Work to do ▸ Return the count of lines that hold the string "restrictive", with no other words.

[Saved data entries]
•••••

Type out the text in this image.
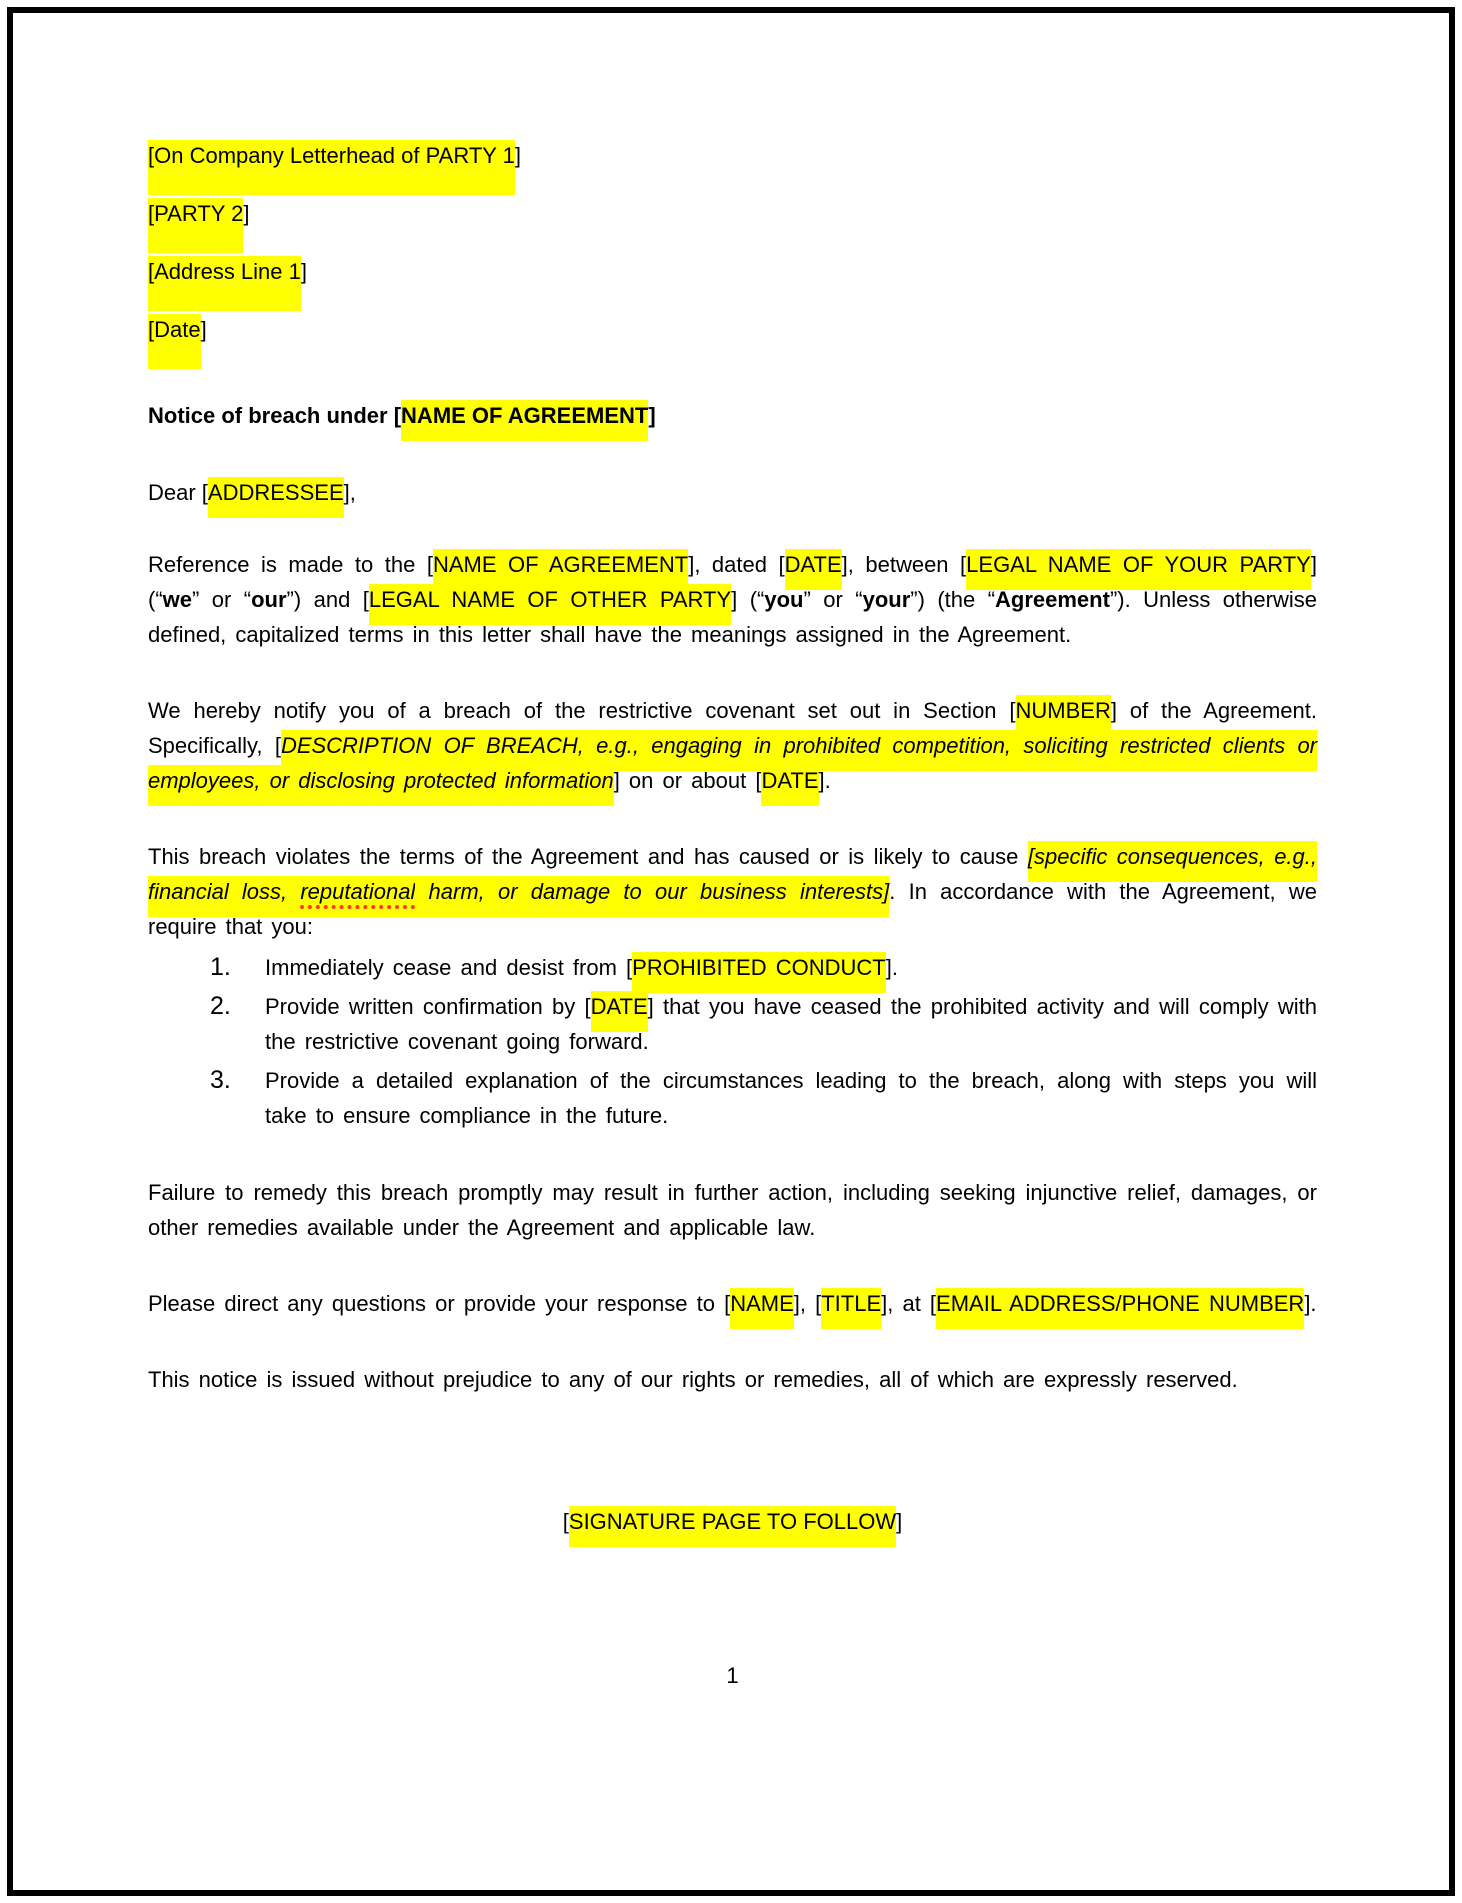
[On Company Letterhead of PARTY 1]

[PARTY 2]

[Address Line 1]

[Date]

Notice of breach under [NAME OF AGREEMENT]

Dear [ADDRESSEE],

Reference is made to the [NAME OF AGREEMENT], dated [DATE], between [LEGAL NAME OF YOUR PARTY] (“we” or “our”) and [LEGAL NAME OF OTHER PARTY] (“you” or “your”) (the “Agreement”). Unless otherwise defined, capitalized terms in this letter shall have the meanings assigned in the Agreement.

We hereby notify you of a breach of the restrictive covenant set out in Section [NUMBER] of the Agreement. Specifically, [DESCRIPTION OF BREACH, e.g., engaging in prohibited competition, soliciting restricted clients or employees, or disclosing protected information] on or about [DATE].

This breach violates the terms of the Agreement and has caused or is likely to cause [specific consequences, e.g., financial loss, reputational harm, or damage to our business interests]. In accordance with the Agreement, we require that you:

1.	Immediately cease and desist from [PROHIBITED CONDUCT].
2.	Provide written confirmation by [DATE] that you have ceased the prohibited activity and will comply with the restrictive covenant going forward.
3.	Provide a detailed explanation of the circumstances leading to the breach, along with steps you will take to ensure compliance in the future.

Failure to remedy this breach promptly may result in further action, including seeking injunctive relief, damages, or other remedies available under the Agreement and applicable law.

Please direct any questions or provide your response to [NAME], [TITLE], at [EMAIL ADDRESS/PHONE NUMBER].

This notice is issued without prejudice to any of our rights or remedies, all of which are expressly reserved.

[SIGNATURE PAGE TO FOLLOW]

1
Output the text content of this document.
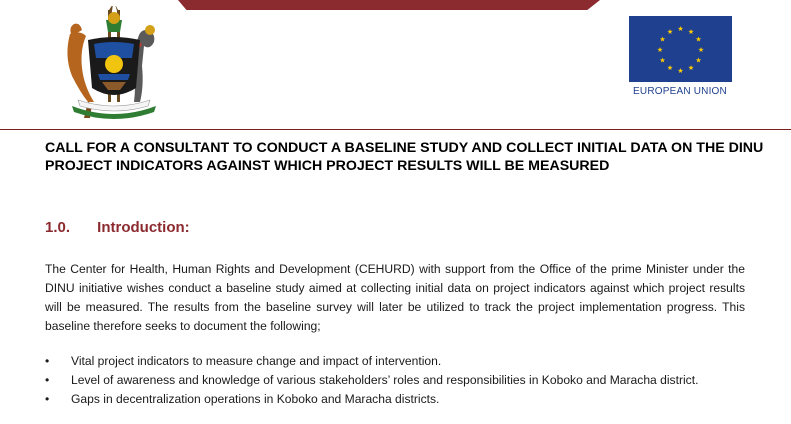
★ ★
★
★
★
★
★
★
★
★
★
★
EUROPEAN UNION
CALL FOR A CONSULTANT TO CONDUCT A BASELINE STUDY AND COLLECT INITIAL DATA ON THE DINU PROJECT INDICATORS AGAINST WHICH PROJECT RESULTS WILL BE MEASURED
1.0. Introduction:
The Center for Health, Human Rights and Development (CEHURD) with support from the Office of the prime Minister under the DINU initiative wishes conduct a baseline study aimed at collecting initial data on project indicators against which project results will be measured. The results from the baseline survey will later be utilized to track the project implementation progress. This baseline therefore seeks to document the following;
• Vital project indicators to measure change and impact of intervention.
• Level of awareness and knowledge of various stakeholders’ roles and responsibilities in Koboko and Maracha district.
• Gaps in decentralization operations in Koboko and Maracha districts.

•••••

Result of this task ▸ 2